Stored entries

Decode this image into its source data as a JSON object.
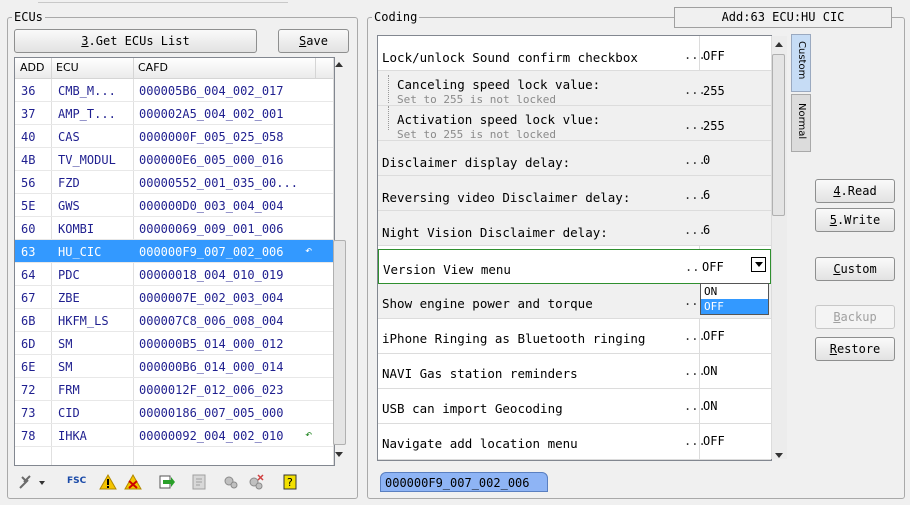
{
  "ecus_group": {
    "title": "ECUs"
  },
  "buttons": {
    "get_list_prefix": "3",
    "get_list_rest": ".Get ECUs List",
    "save_u": "S",
    "save_rest": "ave",
    "read_u": "4",
    "read_rest": ".Read",
    "write_u": "5",
    "write_rest": ".Write",
    "custom_u": "C",
    "custom_rest": "ustom",
    "backup_u": "B",
    "backup_rest": "ackup",
    "restore_u": "R",
    "restore_rest": "estore"
  },
  "ecu_table": {
    "columns": [
      "ADD",
      "ECU",
      "CAFD"
    ],
    "rows": [
      {
        "add": "36",
        "ecu": "CMB_M...",
        "cafd": "000005B6_004_002_017"
      },
      {
        "add": "37",
        "ecu": "AMP_T...",
        "cafd": "000002A5_004_002_001"
      },
      {
        "add": "40",
        "ecu": "CAS",
        "cafd": "0000000F_005_025_058"
      },
      {
        "add": "4B",
        "ecu": "TV_MODUL",
        "cafd": "000000E6_005_000_016"
      },
      {
        "add": "56",
        "ecu": "FZD",
        "cafd": "00000552_001_035_00..."
      },
      {
        "add": "5E",
        "ecu": "GWS",
        "cafd": "000000D0_003_004_004"
      },
      {
        "add": "60",
        "ecu": "KOMBI",
        "cafd": "00000069_009_001_006"
      },
      {
        "add": "63",
        "ecu": "HU_CIC",
        "cafd": "000000F9_007_002_006"
      },
      {
        "add": "64",
        "ecu": "PDC",
        "cafd": "00000018_004_010_019"
      },
      {
        "add": "67",
        "ecu": "ZBE",
        "cafd": "0000007E_002_003_004"
      },
      {
        "add": "6B",
        "ecu": "HKFM_LS",
        "cafd": "000007C8_006_008_004"
      },
      {
        "add": "6D",
        "ecu": "SM",
        "cafd": "000000B5_014_000_012"
      },
      {
        "add": "6E",
        "ecu": "SM",
        "cafd": "000000B6_014_000_014"
      },
      {
        "add": "72",
        "ecu": "FRM",
        "cafd": "0000012F_012_006_023"
      },
      {
        "add": "73",
        "ecu": "CID",
        "cafd": "00000186_007_005_000"
      },
      {
        "add": "78",
        "ecu": "IHKA",
        "cafd": "00000092_004_002_010"
      }
    ]
  },
  "coding_group": {
    "title": "Coding",
    "address_info": "Add:63 ECU:HU CIC"
  },
  "coding_rows": {
    "r0": {
      "label": "Lock/unlock Sound confirm checkbox",
      "value": "OFF"
    },
    "r1": {
      "label": "Canceling speed lock value:",
      "sub": "Set to 255 is not locked",
      "value": "255"
    },
    "r2": {
      "label": "Activation speed lock vlue:",
      "sub": "Set to 255 is not locked",
      "value": "255"
    },
    "r3": {
      "label": "Disclaimer display delay:",
      "value": "0"
    },
    "r4": {
      "label": "Reversing video Disclaimer delay:",
      "value": "6"
    },
    "r5": {
      "label": "Night Vision Disclaimer delay:",
      "value": "6"
    },
    "r6": {
      "label": "Version View menu",
      "value": "OFF"
    },
    "r7": {
      "label": "Show engine power and torque",
      "value": ""
    },
    "r8": {
      "label": "iPhone Ringing as Bluetooth ringing",
      "value": "OFF"
    },
    "r9": {
      "label": "NAVI Gas station reminders",
      "value": "ON"
    },
    "r10": {
      "label": "USB can import Geocoding",
      "value": "ON"
    },
    "r11": {
      "label": "Navigate add location menu",
      "value": "OFF"
    }
  },
  "dots": "...",
  "dropdown": {
    "options": [
      "ON",
      "OFF"
    ],
    "selected": "OFF"
  },
  "side_tabs": {
    "custom": "Custom",
    "normal": "Normal"
  },
  "bottom_tab": {
    "label": "000000F9_007_002_006"
  },
  "toolbar": {
    "fsc": "FSC"
  },
  "colors": {
    "selection": "#3399ff",
    "tab_active": "#c6dcf5",
    "text_blue": "#1f1f8f"
  }
}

**Exercise aim**
Send back the data above word for word, with the pictures left out.

**Solved problem**
Decode this image into its source data as a JSON object.
{
  "ecus_group": {
    "title": "ECUs"
  },
  "buttons": {
    "get_list_prefix": "3",
    "get_list_rest": ".Get ECUs List",
    "save_u": "S",
    "save_rest": "ave",
    "read_u": "4",
    "read_rest": ".Read",
    "write_u": "5",
    "write_rest": ".Write",
    "custom_u": "C",
    "custom_rest": "ustom",
    "backup_u": "B",
    "backup_rest": "ackup",
    "restore_u": "R",
    "restore_rest": "estore"
  },
  "ecu_table": {
    "columns": [
      "ADD",
      "ECU",
      "CAFD"
    ],
    "rows": [
      {
        "add": "36",
        "ecu": "CMB_M...",
        "cafd": "000005B6_004_002_017"
      },
      {
        "add": "37",
        "ecu": "AMP_T...",
        "cafd": "000002A5_004_002_001"
      },
      {
        "add": "40",
        "ecu": "CAS",
        "cafd": "0000000F_005_025_058"
      },
      {
        "add": "4B",
        "ecu": "TV_MODUL",
        "cafd": "000000E6_005_000_016"
      },
      {
        "add": "56",
        "ecu": "FZD",
        "cafd": "00000552_001_035_00..."
      },
      {
        "add": "5E",
        "ecu": "GWS",
        "cafd": "000000D0_003_004_004"
      },
      {
        "add": "60",
        "ecu": "KOMBI",
        "cafd": "00000069_009_001_006"
      },
      {
        "add": "63",
        "ecu": "HU_CIC",
        "cafd": "000000F9_007_002_006"
      },
      {
        "add": "64",
        "ecu": "PDC",
        "cafd": "00000018_004_010_019"
      },
      {
        "add": "67",
        "ecu": "ZBE",
        "cafd": "0000007E_002_003_004"
      },
      {
        "add": "6B",
        "ecu": "HKFM_LS",
        "cafd": "000007C8_006_008_004"
      },
      {
        "add": "6D",
        "ecu": "SM",
        "cafd": "000000B5_014_000_012"
      },
      {
        "add": "6E",
        "ecu": "SM",
        "cafd": "000000B6_014_000_014"
      },
      {
        "add": "72",
        "ecu": "FRM",
        "cafd": "0000012F_012_006_023"
      },
      {
        "add": "73",
        "ecu": "CID",
        "cafd": "00000186_007_005_000"
      },
      {
        "add": "78",
        "ecu": "IHKA",
        "cafd": "00000092_004_002_010"
      }
    ]
  },
  "coding_group": {
    "title": "Coding",
    "address_info": "Add:63 ECU:HU CIC"
  },
  "coding_rows": {
    "r0": {
      "label": "Lock/unlock Sound confirm checkbox",
      "value": "OFF"
    },
    "r1": {
      "label": "Canceling speed lock value:",
      "sub": "Set to 255 is not locked",
      "value": "255"
    },
    "r2": {
      "label": "Activation speed lock vlue:",
      "sub": "Set to 255 is not locked",
      "value": "255"
    },
    "r3": {
      "label": "Disclaimer display delay:",
      "value": "0"
    },
    "r4": {
      "label": "Reversing video Disclaimer delay:",
      "value": "6"
    },
    "r5": {
      "label": "Night Vision Disclaimer delay:",
      "value": "6"
    },
    "r6": {
      "label": "Version View menu",
      "value": "OFF"
    },
    "r7": {
      "label": "Show engine power and torque",
      "value": ""
    },
    "r8": {
      "label": "iPhone Ringing as Bluetooth ringing",
      "value": "OFF"
    },
    "r9": {
      "label": "NAVI Gas station reminders",
      "value": "ON"
    },
    "r10": {
      "label": "USB can import Geocoding",
      "value": "ON"
    },
    "r11": {
      "label": "Navigate add location menu",
      "value": "OFF"
    }
  },
  "dots": "...",
  "dropdown": {
    "options": [
      "ON",
      "OFF"
    ],
    "selected": "OFF"
  },
  "side_tabs": {
    "custom": "Custom",
    "normal": "Normal"
  },
  "bottom_tab": {
    "label": "000000F9_007_002_006"
  },
  "toolbar": {
    "fsc": "FSC"
  },
  "colors": {
    "selection": "#3399ff",
    "tab_active": "#c6dcf5",
    "text_blue": "#1f1f8f"
  }
}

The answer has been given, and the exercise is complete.